Your objective.
Your task is to copy each line that has the word "Parameters".

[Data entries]
——————————
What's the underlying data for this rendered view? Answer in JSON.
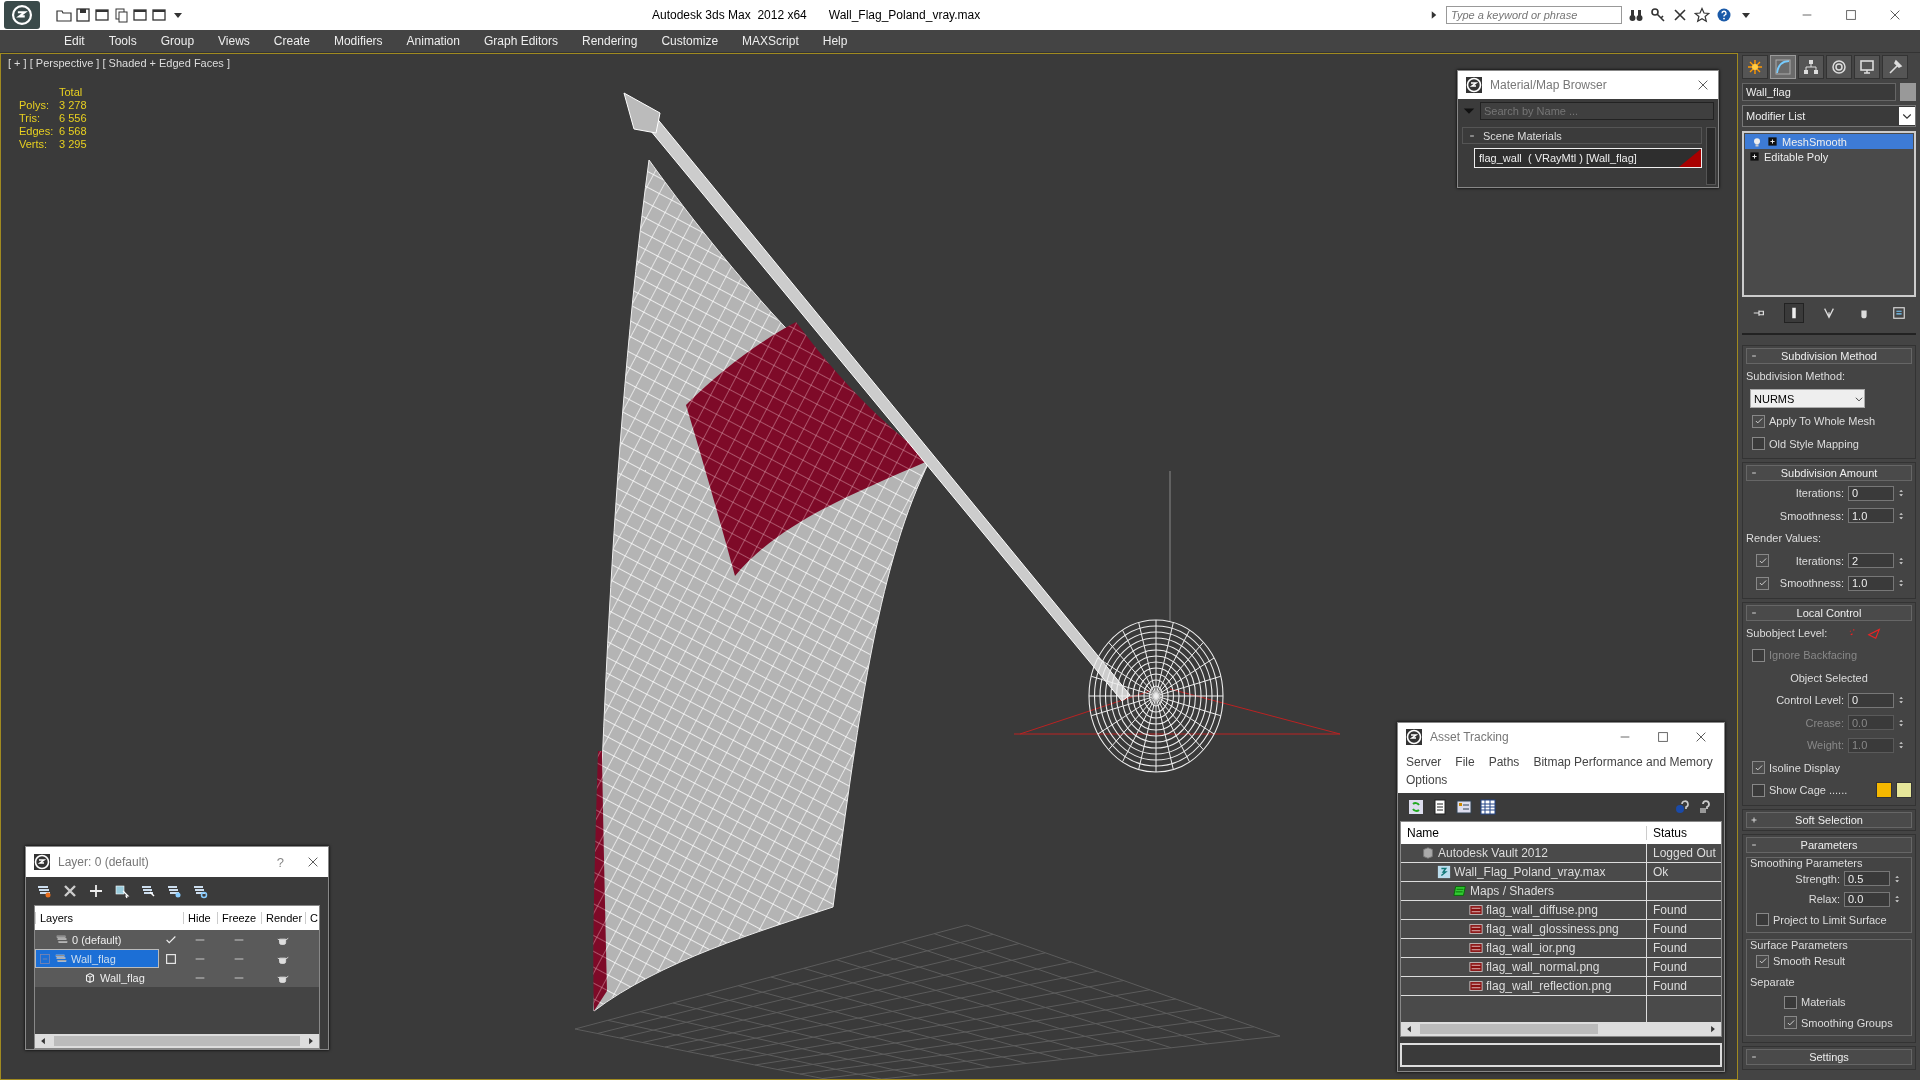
{
  "window": {
    "title": "Autodesk 3ds Max  2012 x64",
    "file": "Wall_Flag_Poland_vray.max",
    "search": {
      "placeholder": "Type a keyword or phrase"
    }
  },
  "menu": [
    "Edit",
    "Tools",
    "Group",
    "Views",
    "Create",
    "Modifiers",
    "Animation",
    "Graph Editors",
    "Rendering",
    "Customize",
    "MAXScript",
    "Help"
  ],
  "viewport": {
    "label": "[ + ] [ Perspective ] [ Shaded + Edged Faces ]",
    "stats_header": "Total",
    "stats": [
      {
        "label": "Polys:",
        "value": "3 278"
      },
      {
        "label": "Tris:",
        "value": "6 556"
      },
      {
        "label": "Edges:",
        "value": "6 568"
      },
      {
        "label": "Verts:",
        "value": "3 295"
      }
    ]
  },
  "material_browser": {
    "title": "Material/Map Browser",
    "search": {
      "placeholder": "Search by Name ..."
    },
    "groups": [
      {
        "title": "Scene Materials",
        "expanded": true,
        "items": [
          {
            "name": "flag_wall  ( VRayMtl ) [Wall_flag]",
            "selected": true
          }
        ]
      }
    ]
  },
  "layer_dialog": {
    "title": "Layer: 0 (default)",
    "help": "?",
    "columns": [
      "Layers",
      "Hide",
      "Freeze",
      "Render",
      "C"
    ],
    "rows": [
      {
        "kind": "layer",
        "name": "0 (default)",
        "current": true,
        "selected": false
      },
      {
        "kind": "layer",
        "name": "Wall_flag",
        "current": false,
        "selected": true,
        "expanded": true,
        "children": [
          {
            "kind": "object",
            "name": "Wall_flag",
            "selected": false
          }
        ]
      }
    ]
  },
  "asset_tracking": {
    "title": "Asset Tracking",
    "menu": [
      "Server",
      "File",
      "Paths",
      "Bitmap Performance and Memory",
      "Options"
    ],
    "columns": [
      "Name",
      "Status"
    ],
    "rows": [
      {
        "kind": "vault",
        "name": "Autodesk Vault 2012",
        "status": "Logged Out",
        "children": [
          {
            "kind": "max",
            "name": "Wall_Flag_Poland_vray.max",
            "status": "Ok",
            "children": [
              {
                "kind": "folder",
                "name": "Maps / Shaders",
                "children": [
                  {
                    "kind": "png",
                    "name": "flag_wall_diffuse.png",
                    "status": "Found"
                  },
                  {
                    "kind": "png",
                    "name": "flag_wall_glossiness.png",
                    "status": "Found"
                  },
                  {
                    "kind": "png",
                    "name": "flag_wall_ior.png",
                    "status": "Found"
                  },
                  {
                    "kind": "png",
                    "name": "flag_wall_normal.png",
                    "status": "Found"
                  },
                  {
                    "kind": "png",
                    "name": "flag_wall_reflection.png",
                    "status": "Found"
                  }
                ]
              }
            ]
          }
        ]
      }
    ]
  },
  "command_panel": {
    "tabs": [
      {
        "kind": "create",
        "selected": false
      },
      {
        "kind": "modify",
        "selected": true
      },
      {
        "kind": "hierarchy",
        "selected": false
      },
      {
        "kind": "motion",
        "selected": false
      },
      {
        "kind": "display",
        "selected": false
      },
      {
        "kind": "utilities",
        "selected": false
      }
    ],
    "object_name": "Wall_flag",
    "modifier_list": "Modifier List",
    "stack": [
      {
        "name": "MeshSmooth",
        "selected": true,
        "kind": "modifier"
      },
      {
        "name": "Editable Poly",
        "selected": false,
        "kind": "base"
      }
    ],
    "stack_tools": [
      {
        "kind": "pin",
        "selected": false
      },
      {
        "kind": "bar",
        "selected": true
      },
      {
        "kind": "fork",
        "selected": false
      },
      {
        "kind": "cup",
        "selected": false
      },
      {
        "kind": "config",
        "selected": false
      }
    ],
    "rollouts": [
      {
        "title": "Subdivision Method",
        "expanded": true,
        "rows": [
          {
            "kind": "label",
            "text": "Subdivision Method:"
          },
          {
            "kind": "dropdown",
            "value": "NURMS"
          },
          {
            "kind": "checkbox",
            "label": "Apply To Whole Mesh",
            "checked": true,
            "disabled": false
          },
          {
            "kind": "checkbox",
            "label": "Old Style Mapping",
            "checked": false,
            "disabled": false
          }
        ]
      },
      {
        "title": "Subdivision Amount",
        "expanded": true,
        "rows": [
          {
            "kind": "spinner",
            "label": "Iterations:",
            "value": "0",
            "disabled": false
          },
          {
            "kind": "spinner",
            "label": "Smoothness:",
            "value": "1.0",
            "disabled": false
          },
          {
            "kind": "label",
            "text": "Render Values:"
          },
          {
            "kind": "checkspinner",
            "label": "Iterations:",
            "value": "2",
            "checked": true,
            "disabled": false
          },
          {
            "kind": "checkspinner",
            "label": "Smoothness:",
            "value": "1.0",
            "checked": true,
            "disabled": false
          }
        ]
      },
      {
        "title": "Local Control",
        "expanded": true,
        "rows": [
          {
            "kind": "subobject",
            "text": "Subobject Level:"
          },
          {
            "kind": "checkbox",
            "label": "Ignore Backfacing",
            "checked": false,
            "disabled": true
          },
          {
            "kind": "center",
            "text": "Object Selected"
          },
          {
            "kind": "spinner",
            "label": "Control Level:",
            "value": "0",
            "disabled": false
          },
          {
            "kind": "spinner",
            "label": "Crease:",
            "value": "0.0",
            "disabled": true
          },
          {
            "kind": "spinner",
            "label": "Weight:",
            "value": "1.0",
            "disabled": true
          },
          {
            "kind": "checkbox",
            "label": "Isoline Display",
            "checked": true,
            "disabled": false
          },
          {
            "kind": "cage",
            "label": "Show Cage ......",
            "checked": false
          }
        ]
      },
      {
        "title": "Soft Selection",
        "expanded": false
      },
      {
        "title": "Parameters",
        "expanded": true,
        "rows": [
          {
            "kind": "group",
            "title": "Smoothing Parameters",
            "rows": [
              {
                "kind": "spinner",
                "label": "Strength:",
                "value": "0.5",
                "disabled": false
              },
              {
                "kind": "spinner",
                "label": "Relax:",
                "value": "0.0",
                "disabled": false
              },
              {
                "kind": "checkbox",
                "label": "Project to Limit Surface",
                "checked": false,
                "disabled": false
              }
            ]
          },
          {
            "kind": "group",
            "title": "Surface Parameters",
            "rows": [
              {
                "kind": "checkbox",
                "label": "Smooth Result",
                "checked": true,
                "disabled": false
              },
              {
                "kind": "label",
                "text": "Separate",
                "children": [
                  {
                    "kind": "checkbox",
                    "label": "Materials",
                    "checked": false,
                    "disabled": false
                  },
                  {
                    "kind": "checkbox",
                    "label": "Smoothing Groups",
                    "checked": true,
                    "disabled": false
                  }
                ]
              }
            ]
          }
        ]
      },
      {
        "title": "Settings",
        "expanded": true
      }
    ]
  }
}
——————————
Full answer.
        "title": "Parameters",
            "title": "Smoothing Parameters",
            "title": "Surface Parameters",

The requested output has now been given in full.